**Job:** Locate the lines that hold the string "arrow". Copy every such line.

**Items:**
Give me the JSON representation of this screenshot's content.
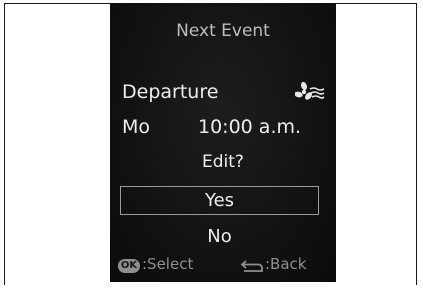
{
  "screen": {
    "title": "Next Event",
    "departure_label": "Departure",
    "fan_icon": "fan-icon",
    "day": "Mo",
    "time": "10:00 a.m.",
    "prompt": "Edit?",
    "options": [
      {
        "label": "Yes",
        "selected": true
      },
      {
        "label": "No",
        "selected": false
      }
    ],
    "footer": {
      "ok_label": "OK",
      "select_text": ":Select",
      "back_text": ":Back"
    }
  }
}
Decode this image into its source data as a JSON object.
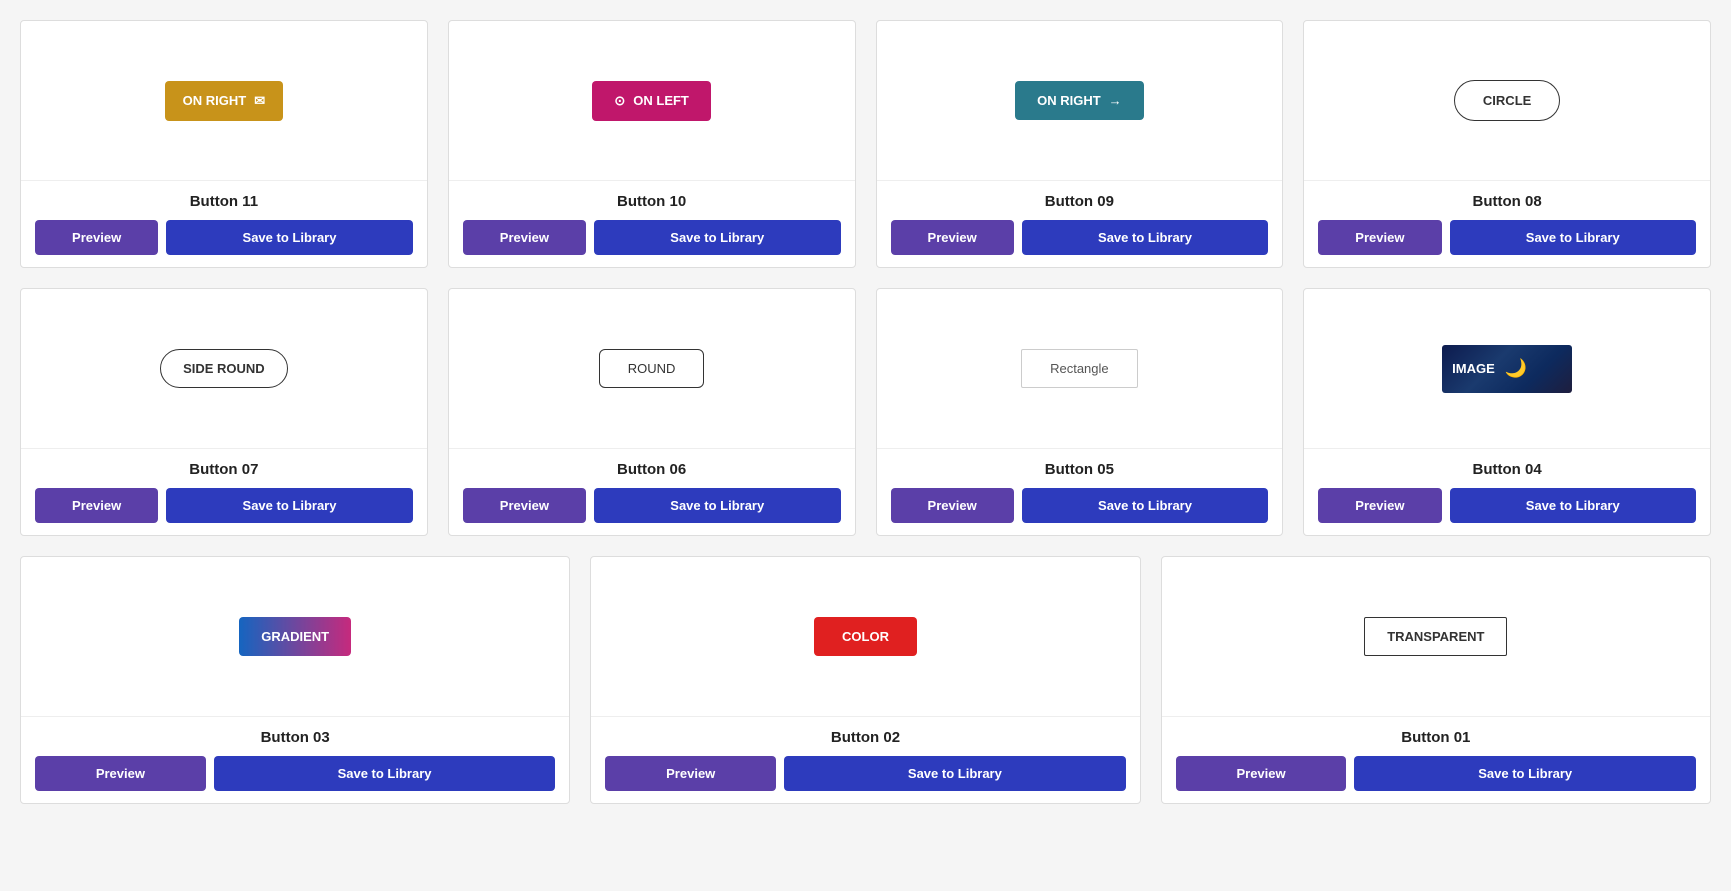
{
  "rows": [
    {
      "cards": [
        {
          "id": "btn11",
          "title": "Button 11",
          "preview_type": "on-right-gold",
          "preview_label": "ON RIGHT",
          "preview_icon_right": "✉",
          "actions": {
            "preview": "Preview",
            "save": "Save to Library"
          }
        },
        {
          "id": "btn10",
          "title": "Button 10",
          "preview_type": "on-left-pink",
          "preview_label": "ON LEFT",
          "preview_icon_left": "⊙",
          "actions": {
            "preview": "Preview",
            "save": "Save to Library"
          }
        },
        {
          "id": "btn09",
          "title": "Button 09",
          "preview_type": "on-right-teal",
          "preview_label": "ON RIGHT",
          "preview_icon_right": "→",
          "actions": {
            "preview": "Preview",
            "save": "Save to Library"
          }
        },
        {
          "id": "btn08",
          "title": "Button 08",
          "preview_type": "circle",
          "preview_label": "CIRCLE",
          "actions": {
            "preview": "Preview",
            "save": "Save to Library"
          }
        }
      ]
    },
    {
      "cards": [
        {
          "id": "btn07",
          "title": "Button 07",
          "preview_type": "side-round",
          "preview_label": "SIDE ROUND",
          "actions": {
            "preview": "Preview",
            "save": "Save to Library"
          }
        },
        {
          "id": "btn06",
          "title": "Button 06",
          "preview_type": "round",
          "preview_label": "ROUND",
          "actions": {
            "preview": "Preview",
            "save": "Save to Library"
          }
        },
        {
          "id": "btn05",
          "title": "Button 05",
          "preview_type": "rectangle",
          "preview_label": "Rectangle",
          "actions": {
            "preview": "Preview",
            "save": "Save to Library"
          }
        },
        {
          "id": "btn04",
          "title": "Button 04",
          "preview_type": "image",
          "preview_label": "IMAGE",
          "actions": {
            "preview": "Preview",
            "save": "Save to Library"
          }
        }
      ]
    }
  ],
  "row3": {
    "cards": [
      {
        "id": "btn03",
        "title": "Button 03",
        "preview_type": "gradient",
        "preview_label": "GRADIENT",
        "actions": {
          "preview": "Preview",
          "save": "Save to Library"
        }
      },
      {
        "id": "btn02",
        "title": "Button 02",
        "preview_type": "color",
        "preview_label": "COLOR",
        "actions": {
          "preview": "Preview",
          "save": "Save to Library"
        }
      },
      {
        "id": "btn01",
        "title": "Button 01",
        "preview_type": "transparent",
        "preview_label": "TRANSPARENT",
        "actions": {
          "preview": "Preview",
          "save": "Save to Library"
        }
      }
    ]
  },
  "labels": {
    "btn11_label": "ON RIGHT",
    "btn10_label": "ON LEFT",
    "btn09_label": "ON RIGHT",
    "btn08_label": "CIRCLE",
    "btn07_label": "SIDE ROUND",
    "btn06_label": "ROUND",
    "btn05_label": "Rectangle",
    "btn04_label": "IMAGE",
    "btn03_label": "GRADIENT",
    "btn02_label": "COLOR",
    "btn01_label": "TRANSPARENT",
    "title_btn11": "Button 11",
    "title_btn10": "Button 10",
    "title_btn09": "Button 09",
    "title_btn08": "Button 08",
    "title_btn07": "Button 07",
    "title_btn06": "Button 06",
    "title_btn05": "Button 05",
    "title_btn04": "Button 04",
    "title_btn03": "Button 03",
    "title_btn02": "Button 02",
    "title_btn01": "Button 01",
    "preview": "Preview",
    "save": "Save to Library"
  }
}
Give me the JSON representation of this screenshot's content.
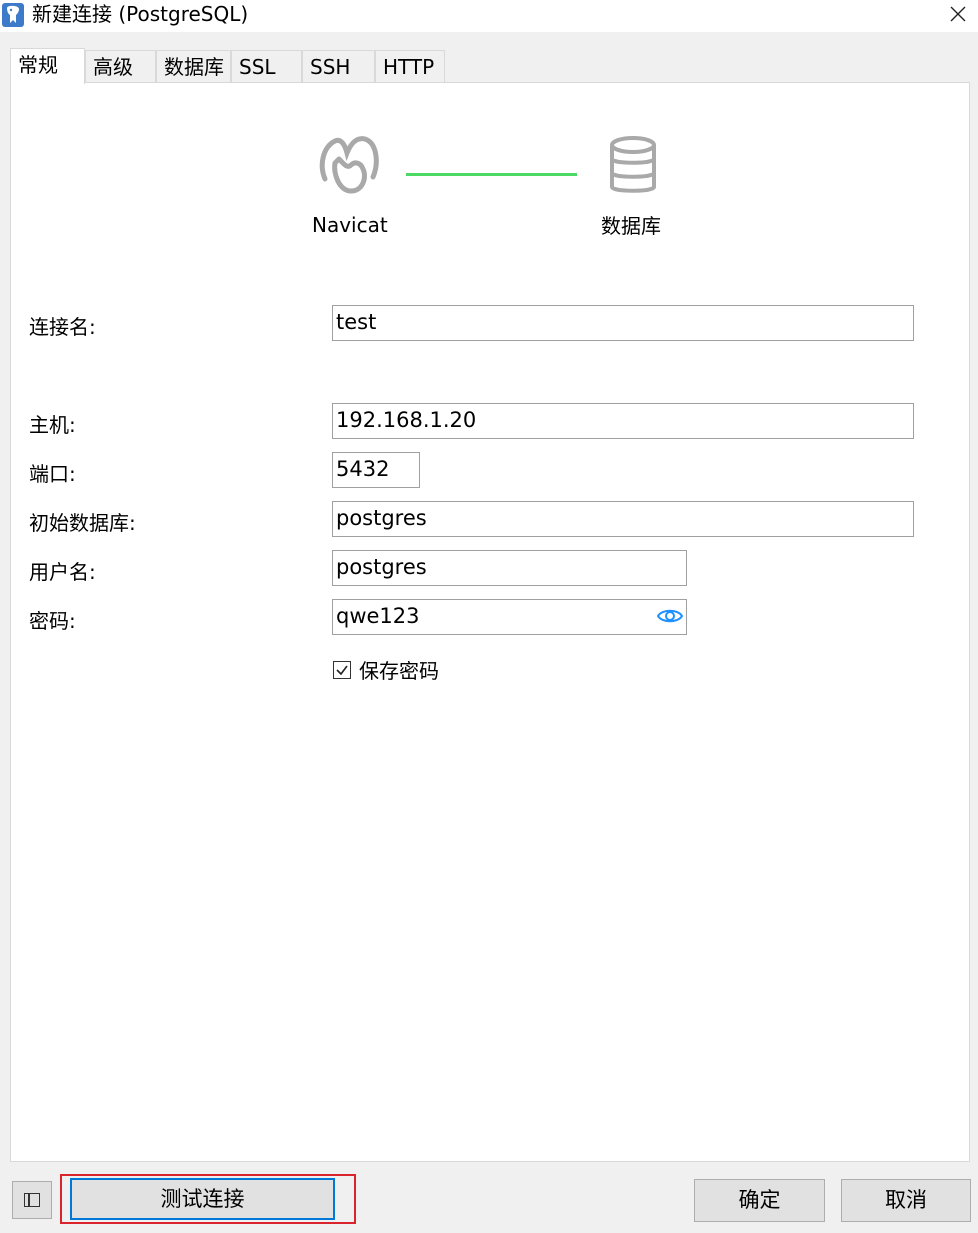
{
  "window": {
    "title": "新建连接 (PostgreSQL)"
  },
  "tabs": [
    {
      "label": "常规",
      "active": true
    },
    {
      "label": "高级",
      "active": false
    },
    {
      "label": "数据库",
      "active": false
    },
    {
      "label": "SSL",
      "active": false
    },
    {
      "label": "SSH",
      "active": false
    },
    {
      "label": "HTTP",
      "active": false
    }
  ],
  "graphic": {
    "left_label": "Navicat",
    "right_label": "数据库",
    "left_icon": "navicat-logo-icon",
    "right_icon": "database-icon",
    "line_color": "#4cd964"
  },
  "form": {
    "connection_name": {
      "label": "连接名:",
      "value": "test"
    },
    "host": {
      "label": "主机:",
      "value": "192.168.1.20"
    },
    "port": {
      "label": "端口:",
      "value": "5432"
    },
    "initial_database": {
      "label": "初始数据库:",
      "value": "postgres"
    },
    "username": {
      "label": "用户名:",
      "value": "postgres"
    },
    "password": {
      "label": "密码:",
      "value": "qwe123",
      "reveal_icon": "eye-icon"
    },
    "save_password": {
      "label": "保存密码",
      "checked": true
    }
  },
  "footer": {
    "test_connection": "测试连接",
    "ok": "确定",
    "cancel": "取消"
  },
  "colors": {
    "accent": "#0078d7",
    "highlight_box": "#d9232d",
    "eye_icon": "#1e90ff"
  }
}
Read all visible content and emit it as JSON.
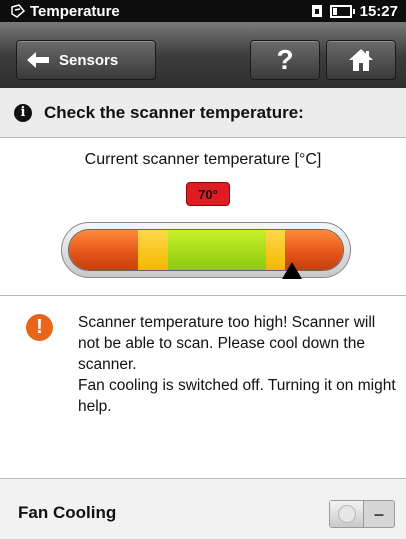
{
  "statusbar": {
    "title": "Temperature",
    "time": "15:27"
  },
  "toolbar": {
    "back_label": "Sensors",
    "help_label": "?",
    "home_icon": "home-icon"
  },
  "header": {
    "text": "Check the scanner temperature:",
    "icon": "info-icon"
  },
  "temperature": {
    "label": "Current scanner temperature [°C]",
    "value_label": "70°",
    "badge_color": "#e11b22",
    "gauge": {
      "segments": [
        {
          "zone": "red",
          "fraction": 0.25
        },
        {
          "zone": "yellow",
          "fraction": 0.11
        },
        {
          "zone": "green",
          "fraction": 0.36
        },
        {
          "zone": "yellow",
          "fraction": 0.07
        },
        {
          "zone": "red",
          "fraction": 0.21
        }
      ],
      "marker_fraction": 0.81
    }
  },
  "warning": {
    "icon": "warning-icon",
    "color": "#e8651a",
    "line1": "Scanner temperature too high! Scanner will not be able to scan. Please cool down the scanner.",
    "line2": "Fan cooling is switched off. Turning it on might help."
  },
  "fan_cooling": {
    "label": "Fan Cooling",
    "state_label": "–",
    "on": false
  }
}
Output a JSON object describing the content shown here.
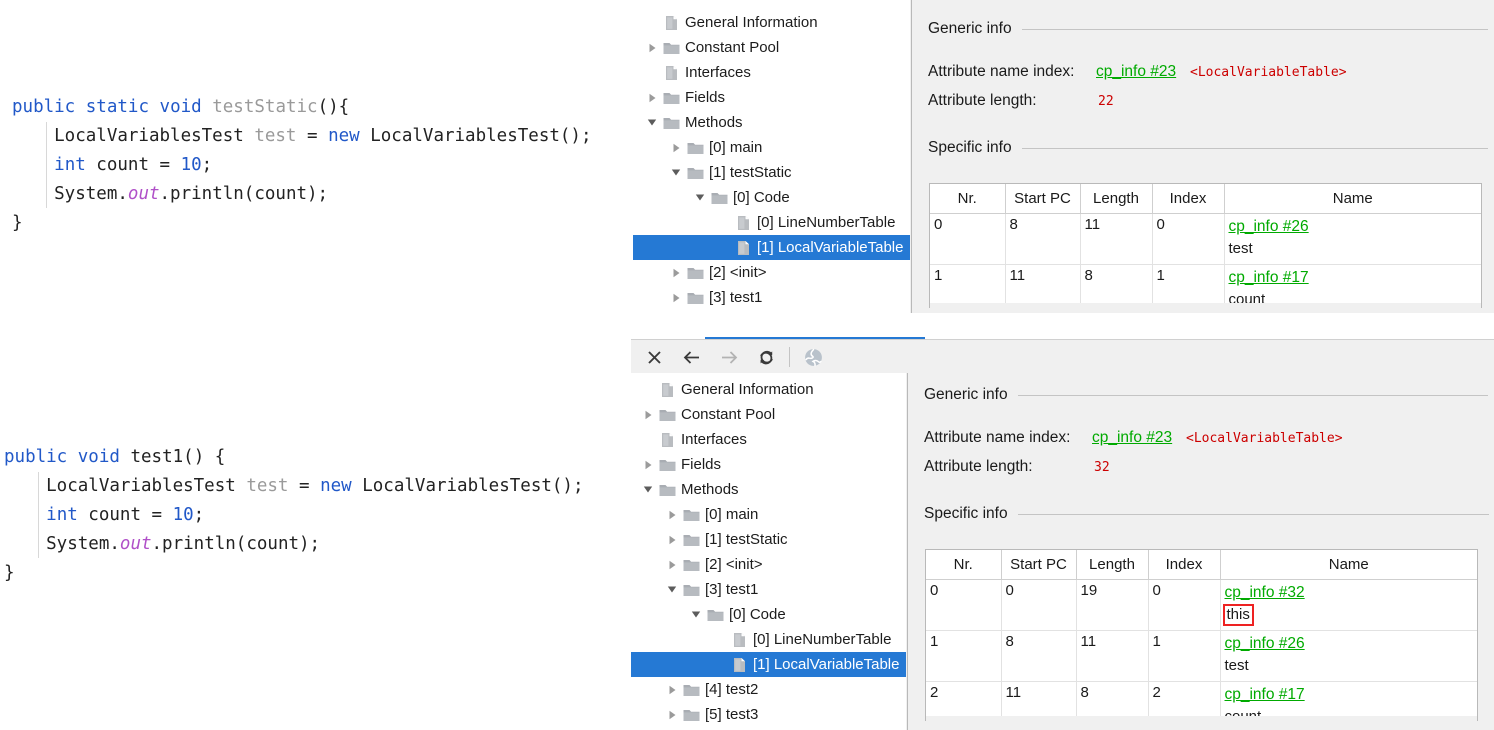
{
  "code_blocks": [
    {
      "name": "testStatic-snippet",
      "lines": [
        [
          {
            "t": "public",
            "c": "kw"
          },
          {
            "t": " ",
            "c": "ident"
          },
          {
            "t": "static",
            "c": "kw"
          },
          {
            "t": " ",
            "c": "ident"
          },
          {
            "t": "void",
            "c": "kw"
          },
          {
            "t": " ",
            "c": "ident"
          },
          {
            "t": "testStatic",
            "c": "method-gray"
          },
          {
            "t": "(){",
            "c": "ident"
          }
        ],
        [
          {
            "t": "    LocalVariablesTest ",
            "c": "ident"
          },
          {
            "t": "test",
            "c": "type-gray"
          },
          {
            "t": " = ",
            "c": "ident"
          },
          {
            "t": "new",
            "c": "kw"
          },
          {
            "t": " LocalVariablesTest();",
            "c": "ident"
          }
        ],
        [
          {
            "t": "    ",
            "c": "ident"
          },
          {
            "t": "int",
            "c": "kw"
          },
          {
            "t": " count = ",
            "c": "ident"
          },
          {
            "t": "10",
            "c": "num"
          },
          {
            "t": ";",
            "c": "ident"
          }
        ],
        [
          {
            "t": "    System.",
            "c": "ident"
          },
          {
            "t": "out",
            "c": "static-it"
          },
          {
            "t": ".println(count);",
            "c": "ident"
          }
        ],
        [
          {
            "t": "}",
            "c": "ident"
          }
        ]
      ]
    },
    {
      "name": "test1-snippet",
      "lines": [
        [
          {
            "t": "public",
            "c": "kw"
          },
          {
            "t": " ",
            "c": "ident"
          },
          {
            "t": "void",
            "c": "kw"
          },
          {
            "t": " ",
            "c": "ident"
          },
          {
            "t": "test1",
            "c": "ident"
          },
          {
            "t": "() {",
            "c": "ident"
          }
        ],
        [
          {
            "t": "    LocalVariablesTest ",
            "c": "ident"
          },
          {
            "t": "test",
            "c": "type-gray"
          },
          {
            "t": " = ",
            "c": "ident"
          },
          {
            "t": "new",
            "c": "kw"
          },
          {
            "t": " LocalVariablesTest();",
            "c": "ident"
          }
        ],
        [
          {
            "t": "    ",
            "c": "ident"
          },
          {
            "t": "int",
            "c": "kw"
          },
          {
            "t": " count = ",
            "c": "ident"
          },
          {
            "t": "10",
            "c": "num"
          },
          {
            "t": ";",
            "c": "ident"
          }
        ],
        [
          {
            "t": "    System.",
            "c": "ident"
          },
          {
            "t": "out",
            "c": "static-it"
          },
          {
            "t": ".println(count);",
            "c": "ident"
          }
        ],
        [
          {
            "t": "}",
            "c": "ident"
          }
        ]
      ]
    }
  ],
  "top_window": {
    "tree": {
      "items": [
        {
          "label": "General Information",
          "depth": 1,
          "icon": "file-icon",
          "twisty": "none",
          "selected": false
        },
        {
          "label": "Constant Pool",
          "depth": 1,
          "icon": "folder-icon",
          "twisty": "collapsed",
          "selected": false
        },
        {
          "label": "Interfaces",
          "depth": 1,
          "icon": "file-icon",
          "twisty": "none",
          "selected": false
        },
        {
          "label": "Fields",
          "depth": 1,
          "icon": "folder-icon",
          "twisty": "collapsed",
          "selected": false
        },
        {
          "label": "Methods",
          "depth": 1,
          "icon": "folder-icon",
          "twisty": "expanded",
          "selected": false
        },
        {
          "label": "[0] main",
          "depth": 2,
          "icon": "folder-icon",
          "twisty": "collapsed",
          "selected": false
        },
        {
          "label": "[1] testStatic",
          "depth": 2,
          "icon": "folder-icon",
          "twisty": "expanded",
          "selected": false
        },
        {
          "label": "[0] Code",
          "depth": 3,
          "icon": "folder-icon",
          "twisty": "expanded",
          "selected": false
        },
        {
          "label": "[0] LineNumberTable",
          "depth": 4,
          "icon": "file-icon",
          "twisty": "none",
          "selected": false
        },
        {
          "label": "[1] LocalVariableTable",
          "depth": 4,
          "icon": "file-icon",
          "twisty": "none",
          "selected": true
        },
        {
          "label": "[2] <init>",
          "depth": 2,
          "icon": "folder-icon",
          "twisty": "collapsed",
          "selected": false
        },
        {
          "label": "[3] test1",
          "depth": 2,
          "icon": "folder-icon",
          "twisty": "collapsed",
          "selected": false
        }
      ]
    },
    "detail": {
      "generic_section": "Generic info",
      "specific_section": "Specific info",
      "attribute_name_index_label": "Attribute name index:",
      "attribute_name_index_link": "cp_info #23",
      "attribute_name_index_value": "<LocalVariableTable>",
      "attribute_length_label": "Attribute length:",
      "attribute_length_value": "22"
    },
    "table": {
      "columns": [
        "Nr.",
        "Start PC",
        "Length",
        "Index",
        "Name"
      ],
      "rows": [
        {
          "nr": "0",
          "start_pc": "8",
          "length": "11",
          "index": "0",
          "name_link": "cp_info #26",
          "name_value": "test",
          "highlight": false
        },
        {
          "nr": "1",
          "start_pc": "11",
          "length": "8",
          "index": "1",
          "name_link": "cp_info #17",
          "name_value": "count",
          "highlight": false
        }
      ]
    }
  },
  "bottom_window": {
    "toolbar": {
      "buttons": [
        {
          "name": "close-icon",
          "title": "Close",
          "enabled": true
        },
        {
          "name": "back-arrow-icon",
          "title": "Back",
          "enabled": true
        },
        {
          "name": "forward-arrow-icon",
          "title": "Forward",
          "enabled": false
        },
        {
          "name": "reload-icon",
          "title": "Reload",
          "enabled": true
        },
        {
          "name": "globe-icon",
          "title": "Browse",
          "enabled": false
        }
      ]
    },
    "tree": {
      "items": [
        {
          "label": "General Information",
          "depth": 1,
          "icon": "file-icon",
          "twisty": "none",
          "selected": false
        },
        {
          "label": "Constant Pool",
          "depth": 1,
          "icon": "folder-icon",
          "twisty": "collapsed",
          "selected": false
        },
        {
          "label": "Interfaces",
          "depth": 1,
          "icon": "file-icon",
          "twisty": "none",
          "selected": false
        },
        {
          "label": "Fields",
          "depth": 1,
          "icon": "folder-icon",
          "twisty": "collapsed",
          "selected": false
        },
        {
          "label": "Methods",
          "depth": 1,
          "icon": "folder-icon",
          "twisty": "expanded",
          "selected": false
        },
        {
          "label": "[0] main",
          "depth": 2,
          "icon": "folder-icon",
          "twisty": "collapsed",
          "selected": false
        },
        {
          "label": "[1] testStatic",
          "depth": 2,
          "icon": "folder-icon",
          "twisty": "collapsed",
          "selected": false
        },
        {
          "label": "[2] <init>",
          "depth": 2,
          "icon": "folder-icon",
          "twisty": "collapsed",
          "selected": false
        },
        {
          "label": "[3] test1",
          "depth": 2,
          "icon": "folder-icon",
          "twisty": "expanded",
          "selected": false
        },
        {
          "label": "[0] Code",
          "depth": 3,
          "icon": "folder-icon",
          "twisty": "expanded",
          "selected": false
        },
        {
          "label": "[0] LineNumberTable",
          "depth": 4,
          "icon": "file-icon",
          "twisty": "none",
          "selected": false
        },
        {
          "label": "[1] LocalVariableTable",
          "depth": 4,
          "icon": "file-icon",
          "twisty": "none",
          "selected": true
        },
        {
          "label": "[4] test2",
          "depth": 2,
          "icon": "folder-icon",
          "twisty": "collapsed",
          "selected": false
        },
        {
          "label": "[5] test3",
          "depth": 2,
          "icon": "folder-icon",
          "twisty": "collapsed",
          "selected": false
        }
      ]
    },
    "detail": {
      "generic_section": "Generic info",
      "specific_section": "Specific info",
      "attribute_name_index_label": "Attribute name index:",
      "attribute_name_index_link": "cp_info #23",
      "attribute_name_index_value": "<LocalVariableTable>",
      "attribute_length_label": "Attribute length:",
      "attribute_length_value": "32"
    },
    "table": {
      "columns": [
        "Nr.",
        "Start PC",
        "Length",
        "Index",
        "Name"
      ],
      "rows": [
        {
          "nr": "0",
          "start_pc": "0",
          "length": "19",
          "index": "0",
          "name_link": "cp_info #32",
          "name_value": "this",
          "highlight": true
        },
        {
          "nr": "1",
          "start_pc": "8",
          "length": "11",
          "index": "1",
          "name_link": "cp_info #26",
          "name_value": "test",
          "highlight": false
        },
        {
          "nr": "2",
          "start_pc": "11",
          "length": "8",
          "index": "2",
          "name_link": "cp_info #17",
          "name_value": "count",
          "highlight": false
        }
      ]
    }
  },
  "colors": {
    "selection_blue": "#2579d4",
    "link_green": "#00aa00",
    "value_red": "#cc0000",
    "highlight_red": "#ee2222",
    "panel_gray": "#f0f0f0",
    "keyword_blue": "#2158c8",
    "static_purple": "#b050c8"
  }
}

**Answer to this exercise:**
          "name": "back-arrow-icon",
          "name": "forward-arrow-icon",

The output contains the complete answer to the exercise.